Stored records
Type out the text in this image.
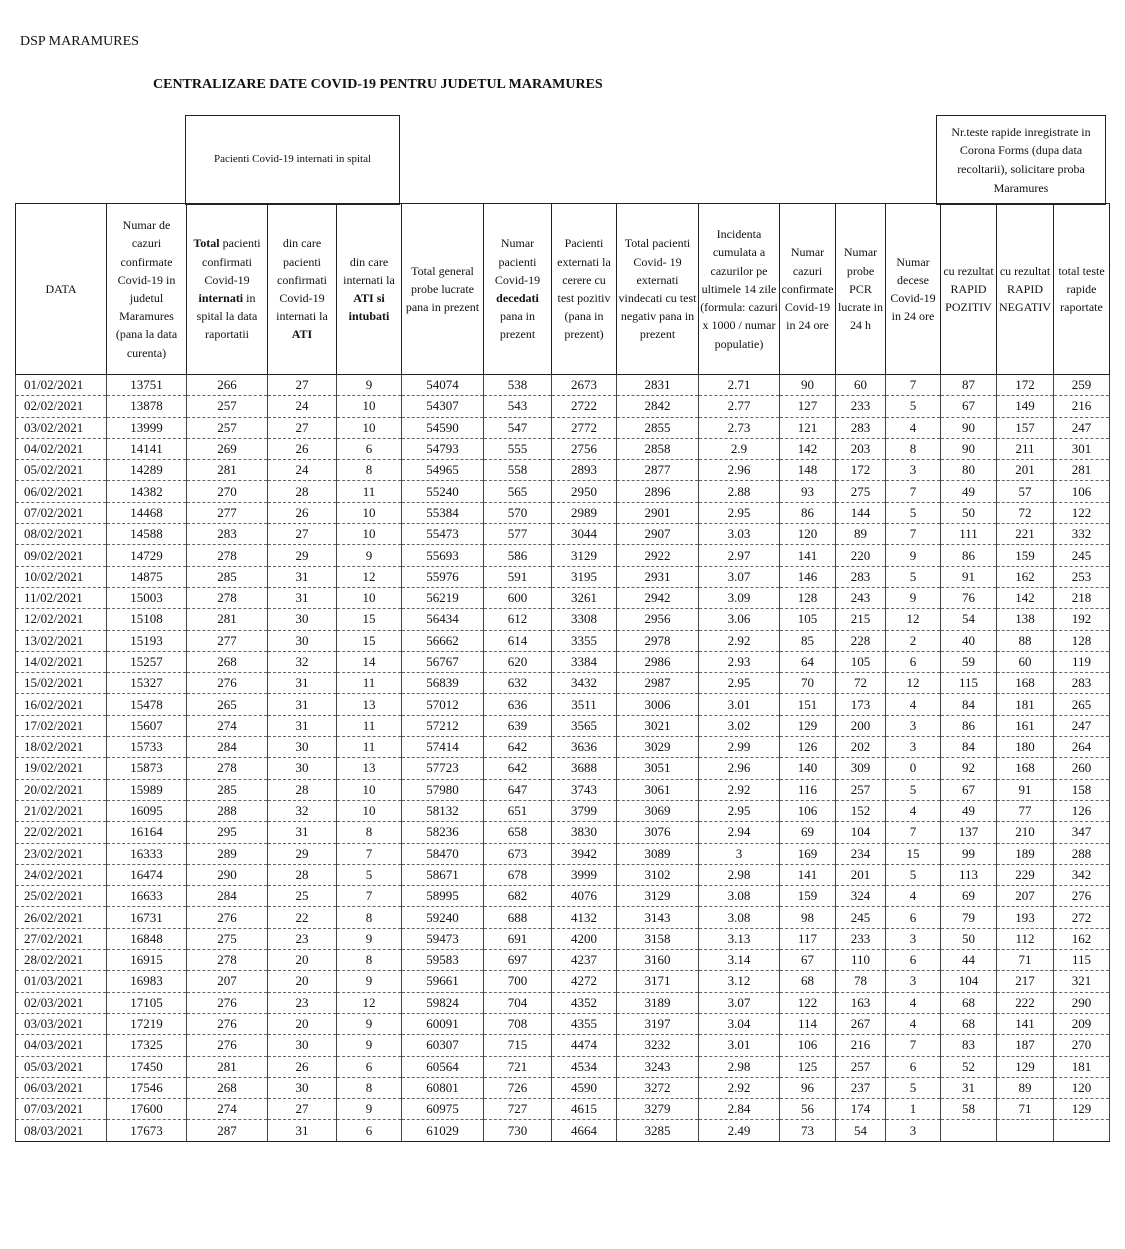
DSP MARAMURES
CENTRALIZARE DATE COVID-19 PENTRU JUDETUL MARAMURES
Pacienti Covid-19 internati in spital
Nr.teste rapide inregistrate in Corona Forms (dupa data recoltarii), solicitare proba Maramures
DATA	Numar de cazuri confirmate Covid-19 in judetul Maramures (pana la data curenta)	Total pacienti confirmati Covid-19 internati in spital la data raportatii	din care pacienti confirmati Covid-19 internati la ATI	din care internati la ATI si intubati	Total general probe lucrate pana in prezent	Numar pacienti Covid-19 decedati pana in prezent	Pacienti externati la cerere cu test pozitiv (pana in prezent)	Total pacienti Covid- 19 externati vindecati cu test negativ pana in prezent	Incidenta cumulata a cazurilor pe ultimele 14 zile (formula: cazuri x 1000 / numar populatie)	Numar cazuri confirmate Covid-19 in 24 ore	Numar probe PCR lucrate in 24 h	Numar decese Covid-19 in 24 ore	cu rezultat RAPID POZITIV	cu rezultat RAPID NEGATIV	total teste rapide raportate
01/02/2021	13751	266	27	9	54074	538	2673	2831	2.71	90	60	7	87	172	259
02/02/2021	13878	257	24	10	54307	543	2722	2842	2.77	127	233	5	67	149	216
03/02/2021	13999	257	27	10	54590	547	2772	2855	2.73	121	283	4	90	157	247
04/02/2021	14141	269	26	6	54793	555	2756	2858	2.9	142	203	8	90	211	301
05/02/2021	14289	281	24	8	54965	558	2893	2877	2.96	148	172	3	80	201	281
06/02/2021	14382	270	28	11	55240	565	2950	2896	2.88	93	275	7	49	57	106
07/02/2021	14468	277	26	10	55384	570	2989	2901	2.95	86	144	5	50	72	122
08/02/2021	14588	283	27	10	55473	577	3044	2907	3.03	120	89	7	111	221	332
09/02/2021	14729	278	29	9	55693	586	3129	2922	2.97	141	220	9	86	159	245
10/02/2021	14875	285	31	12	55976	591	3195	2931	3.07	146	283	5	91	162	253
11/02/2021	15003	278	31	10	56219	600	3261	2942	3.09	128	243	9	76	142	218
12/02/2021	15108	281	30	15	56434	612	3308	2956	3.06	105	215	12	54	138	192
13/02/2021	15193	277	30	15	56662	614	3355	2978	2.92	85	228	2	40	88	128
14/02/2021	15257	268	32	14	56767	620	3384	2986	2.93	64	105	6	59	60	119
15/02/2021	15327	276	31	11	56839	632	3432	2987	2.95	70	72	12	115	168	283
16/02/2021	15478	265	31	13	57012	636	3511	3006	3.01	151	173	4	84	181	265
17/02/2021	15607	274	31	11	57212	639	3565	3021	3.02	129	200	3	86	161	247
18/02/2021	15733	284	30	11	57414	642	3636	3029	2.99	126	202	3	84	180	264
19/02/2021	15873	278	30	13	57723	642	3688	3051	2.96	140	309	0	92	168	260
20/02/2021	15989	285	28	10	57980	647	3743	3061	2.92	116	257	5	67	91	158
21/02/2021	16095	288	32	10	58132	651	3799	3069	2.95	106	152	4	49	77	126
22/02/2021	16164	295	31	8	58236	658	3830	3076	2.94	69	104	7	137	210	347
23/02/2021	16333	289	29	7	58470	673	3942	3089	3	169	234	15	99	189	288
24/02/2021	16474	290	28	5	58671	678	3999	3102	2.98	141	201	5	113	229	342
25/02/2021	16633	284	25	7	58995	682	4076	3129	3.08	159	324	4	69	207	276
26/02/2021	16731	276	22	8	59240	688	4132	3143	3.08	98	245	6	79	193	272
27/02/2021	16848	275	23	9	59473	691	4200	3158	3.13	117	233	3	50	112	162
28/02/2021	16915	278	20	8	59583	697	4237	3160	3.14	67	110	6	44	71	115
01/03/2021	16983	207	20	9	59661	700	4272	3171	3.12	68	78	3	104	217	321
02/03/2021	17105	276	23	12	59824	704	4352	3189	3.07	122	163	4	68	222	290
03/03/2021	17219	276	20	9	60091	708	4355	3197	3.04	114	267	4	68	141	209
04/03/2021	17325	276	30	9	60307	715	4474	3232	3.01	106	216	7	83	187	270
05/03/2021	17450	281	26	6	60564	721	4534	3243	2.98	125	257	6	52	129	181
06/03/2021	17546	268	30	8	60801	726	4590	3272	2.92	96	237	5	31	89	120
07/03/2021	17600	274	27	9	60975	727	4615	3279	2.84	56	174	1	58	71	129
08/03/2021	17673	287	31	6	61029	730	4664	3285	2.49	73	54	3			
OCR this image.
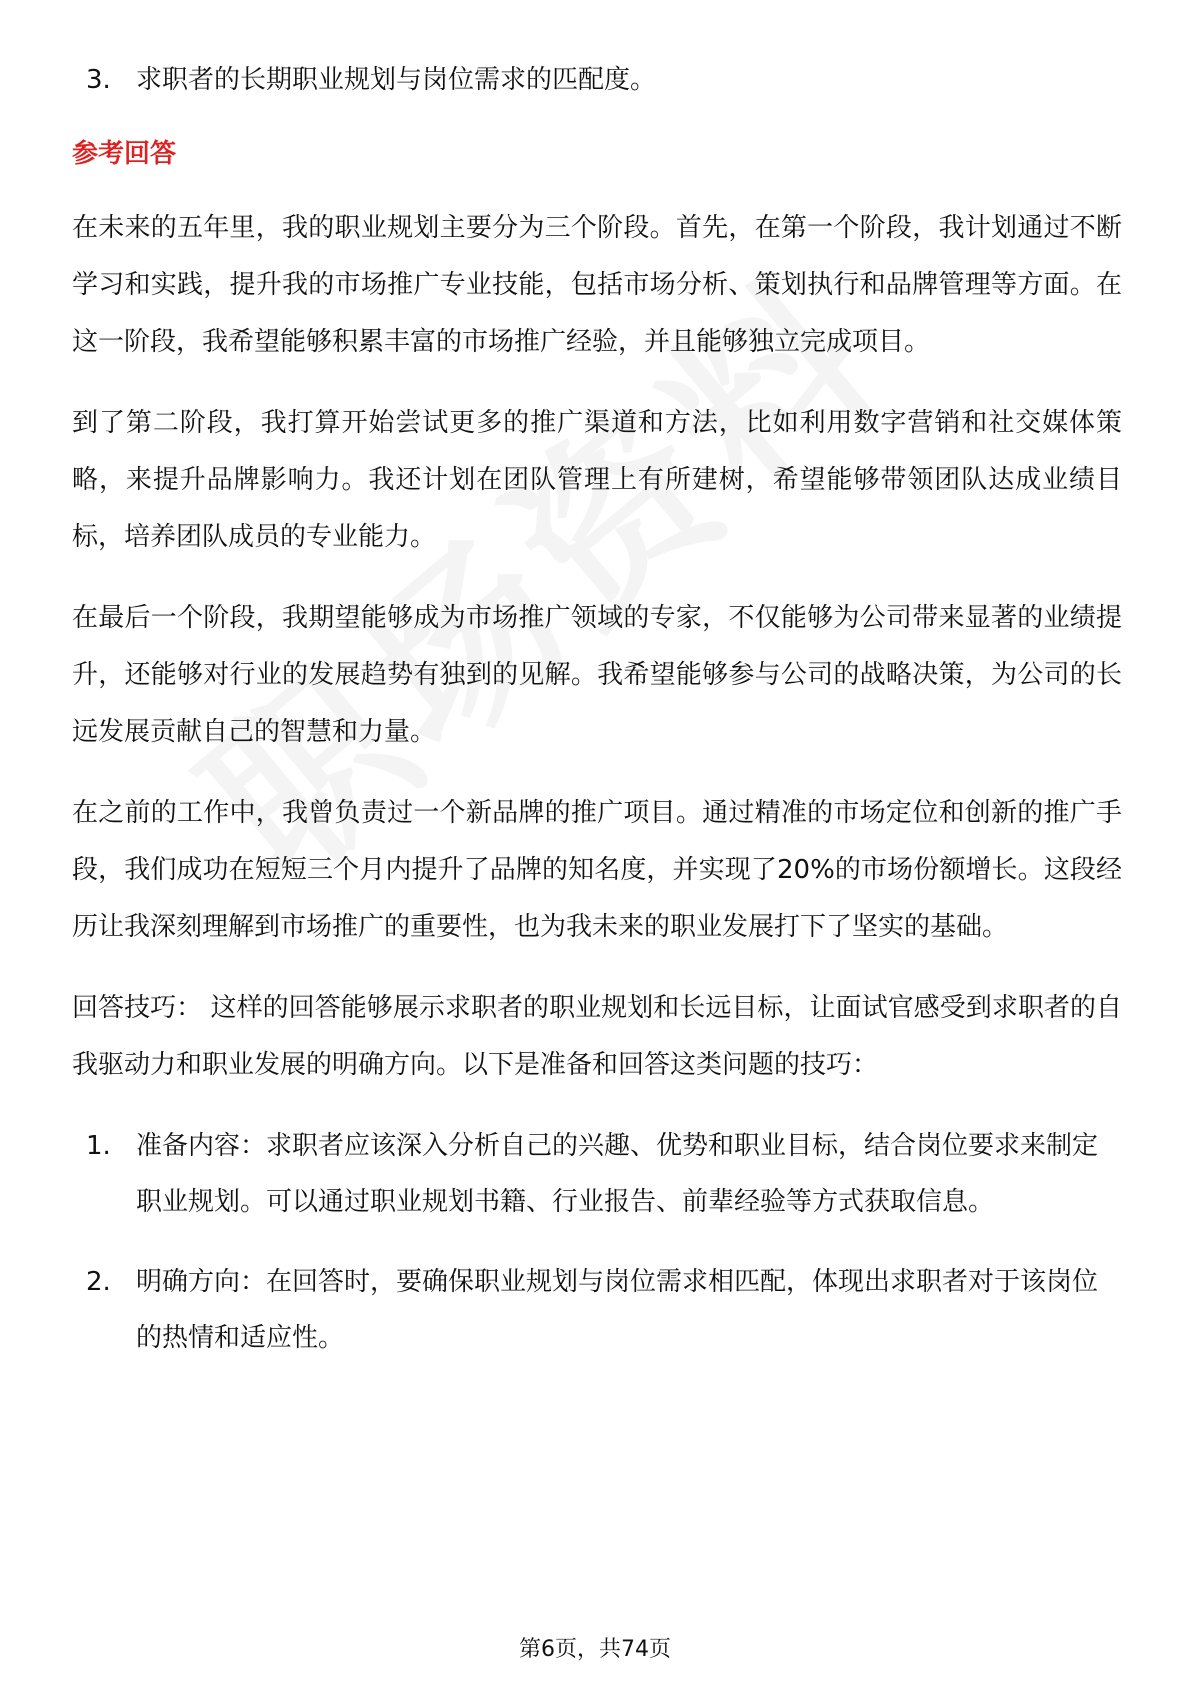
3. 求职者的长期职业规划与岗位需求的匹配度。
参考回答

在未来的五年里，我的职业规划主要分为三个阶段。首先，在第一个阶段，我计划通过不断学习和实践，提升我的市场推广专业技能，包括市场分析、策划执行和品牌管理等方面。在这一阶段，我希望能够积累丰富的市场推广经验，并且能够独立完成项目。

到了第二阶段，我打算开始尝试更多的推广渠道和方法，比如利用数字营销和社交媒体策略，来提升品牌影响力。我还计划在团队管理上有所建树，希望能够带领团队达成业绩目标，培养团队成员的专业能力。

在最后一个阶段，我期望能够成为市场推广领域的专家，不仅能够为公司带来显著的业绩提升，还能够对行业的发展趋势有独到的见解。我希望能够参与公司的战略决策，为公司的长远发展贡献自己的智慧和力量。

在之前的工作中，我曾负责过一个新品牌的推广项目。通过精准的市场定位和创新的推广手段，我们成功在短短三个月内提升了品牌的知名度，并实现了20%的市场份额增长。这段经历让我深刻理解到市场推广的重要性，也为我未来的职业发展打下了坚实的基础。

回答技巧： 这样的回答能够展示求职者的职业规划和长远目标，让面试官感受到求职者的自我驱动力和职业发展的明确方向。以下是准备和回答这类问题的技巧：

1. 准备内容：求职者应该深入分析自己的兴趣、优势和职业目标，结合岗位要求来制定职业规划。可以通过职业规划书籍、行业报告、前辈经验等方式获取信息。
2. 明确方向：在回答时，要确保职业规划与岗位需求相匹配，体现出求职者对于该岗位的热情和适应性。
第6页，共74页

- **What needs to be done**
Reproduce all of the data exactly, omitting each picture it holds.

- **Task result**
Type out the text in this image.
DSP MARAMURES
CENTRALIZARE DATE COVID-19 PENTRU JUDETUL MARAMURES
Pacienti Covid-19 internati in spital
Nr.teste rapide inregistrate in Corona Forms (dupa data recoltarii), solicitare proba Maramures
DATA	Numar de cazuri confirmate Covid-19 in judetul Maramures (pana la data curenta)	Total pacienti confirmati Covid-19 internati in spital la data raportatii	din care pacienti confirmati Covid-19 internati la ATI	din care internati la ATI si intubati	Total general probe lucrate pana in prezent	Numar pacienti Covid-19 decedati pana in prezent	Pacienti externati la cerere cu test pozitiv (pana in prezent)	Total pacienti Covid- 19 externati vindecati cu test negativ pana in prezent	Incidenta cumulata a cazurilor pe ultimele 14 zile (formula: cazuri x 1000 / numar populatie)	Numar cazuri confirmate Covid-19 in 24 ore	Numar probe PCR lucrate in 24 h	Numar decese Covid-19 in 24 ore	cu rezultat RAPID POZITIV	cu rezultat RAPID NEGATIV	total teste rapide raportate
01/02/2021	13751	266	27	9	54074	538	2673	2831	2.71	90	60	7	87	172	259
02/02/2021	13878	257	24	10	54307	543	2722	2842	2.77	127	233	5	67	149	216
03/02/2021	13999	257	27	10	54590	547	2772	2855	2.73	121	283	4	90	157	247
04/02/2021	14141	269	26	6	54793	555	2756	2858	2.9	142	203	8	90	211	301
05/02/2021	14289	281	24	8	54965	558	2893	2877	2.96	148	172	3	80	201	281
06/02/2021	14382	270	28	11	55240	565	2950	2896	2.88	93	275	7	49	57	106
07/02/2021	14468	277	26	10	55384	570	2989	2901	2.95	86	144	5	50	72	122
08/02/2021	14588	283	27	10	55473	577	3044	2907	3.03	120	89	7	111	221	332
09/02/2021	14729	278	29	9	55693	586	3129	2922	2.97	141	220	9	86	159	245
10/02/2021	14875	285	31	12	55976	591	3195	2931	3.07	146	283	5	91	162	253
11/02/2021	15003	278	31	10	56219	600	3261	2942	3.09	128	243	9	76	142	218
12/02/2021	15108	281	30	15	56434	612	3308	2956	3.06	105	215	12	54	138	192
13/02/2021	15193	277	30	15	56662	614	3355	2978	2.92	85	228	2	40	88	128
14/02/2021	15257	268	32	14	56767	620	3384	2986	2.93	64	105	6	59	60	119
15/02/2021	15327	276	31	11	56839	632	3432	2987	2.95	70	72	12	115	168	283
16/02/2021	15478	265	31	13	57012	636	3511	3006	3.01	151	173	4	84	181	265
17/02/2021	15607	274	31	11	57212	639	3565	3021	3.02	129	200	3	86	161	247
18/02/2021	15733	284	30	11	57414	642	3636	3029	2.99	126	202	3	84	180	264
19/02/2021	15873	278	30	13	57723	642	3688	3051	2.96	140	309	0	92	168	260
20/02/2021	15989	285	28	10	57980	647	3743	3061	2.92	116	257	5	67	91	158
21/02/2021	16095	288	32	10	58132	651	3799	3069	2.95	106	152	4	49	77	126
22/02/2021	16164	295	31	8	58236	658	3830	3076	2.94	69	104	7	137	210	347
23/02/2021	16333	289	29	7	58470	673	3942	3089	3	169	234	15	99	189	288
24/02/2021	16474	290	28	5	58671	678	3999	3102	2.98	141	201	5	113	229	342
25/02/2021	16633	284	25	7	58995	682	4076	3129	3.08	159	324	4	69	207	276
26/02/2021	16731	276	22	8	59240	688	4132	3143	3.08	98	245	6	79	193	272
27/02/2021	16848	275	23	9	59473	691	4200	3158	3.13	117	233	3	50	112	162
28/02/2021	16915	278	20	8	59583	697	4237	3160	3.14	67	110	6	44	71	115
01/03/2021	16983	207	20	9	59661	700	4272	3171	3.12	68	78	3	104	217	321
02/03/2021	17105	276	23	12	59824	704	4352	3189	3.07	122	163	4	68	222	290
03/03/2021	17219	276	20	9	60091	708	4355	3197	3.04	114	267	4	68	141	209
04/03/2021	17325	276	30	9	60307	715	4474	3232	3.01	106	216	7	83	187	270
05/03/2021	17450	281	26	6	60564	721	4534	3243	2.98	125	257	6	52	129	181
06/03/2021	17546	268	30	8	60801	726	4590	3272	2.92	96	237	5	31	89	120
07/03/2021	17600	274	27	9	60975	727	4615	3279	2.84	56	174	1	58	71	129
08/03/2021	17673	287	31	6	61029	730	4664	3285	2.49	73	54	3			
OCR this image.
3. 求职者的长期职业规划与岗位需求的匹配度。
参考回答

在未来的五年里，我的职业规划主要分为三个阶段。首先，在第一个阶段，我计划通过不断学习和实践，提升我的市场推广专业技能，包括市场分析、策划执行和品牌管理等方面。在这一阶段，我希望能够积累丰富的市场推广经验，并且能够独立完成项目。

到了第二阶段，我打算开始尝试更多的推广渠道和方法，比如利用数字营销和社交媒体策略，来提升品牌影响力。我还计划在团队管理上有所建树，希望能够带领团队达成业绩目标，培养团队成员的专业能力。

在最后一个阶段，我期望能够成为市场推广领域的专家，不仅能够为公司带来显著的业绩提升，还能够对行业的发展趋势有独到的见解。我希望能够参与公司的战略决策，为公司的长远发展贡献自己的智慧和力量。

在之前的工作中，我曾负责过一个新品牌的推广项目。通过精准的市场定位和创新的推广手段，我们成功在短短三个月内提升了品牌的知名度，并实现了20%的市场份额增长。这段经历让我深刻理解到市场推广的重要性，也为我未来的职业发展打下了坚实的基础。

回答技巧： 这样的回答能够展示求职者的职业规划和长远目标，让面试官感受到求职者的自我驱动力和职业发展的明确方向。以下是准备和回答这类问题的技巧：

1. 准备内容：求职者应该深入分析自己的兴趣、优势和职业目标，结合岗位要求来制定职业规划。可以通过职业规划书籍、行业报告、前辈经验等方式获取信息。
2. 明确方向：在回答时，要确保职业规划与岗位需求相匹配，体现出求职者对于该岗位的热情和适应性。
第6页，共74页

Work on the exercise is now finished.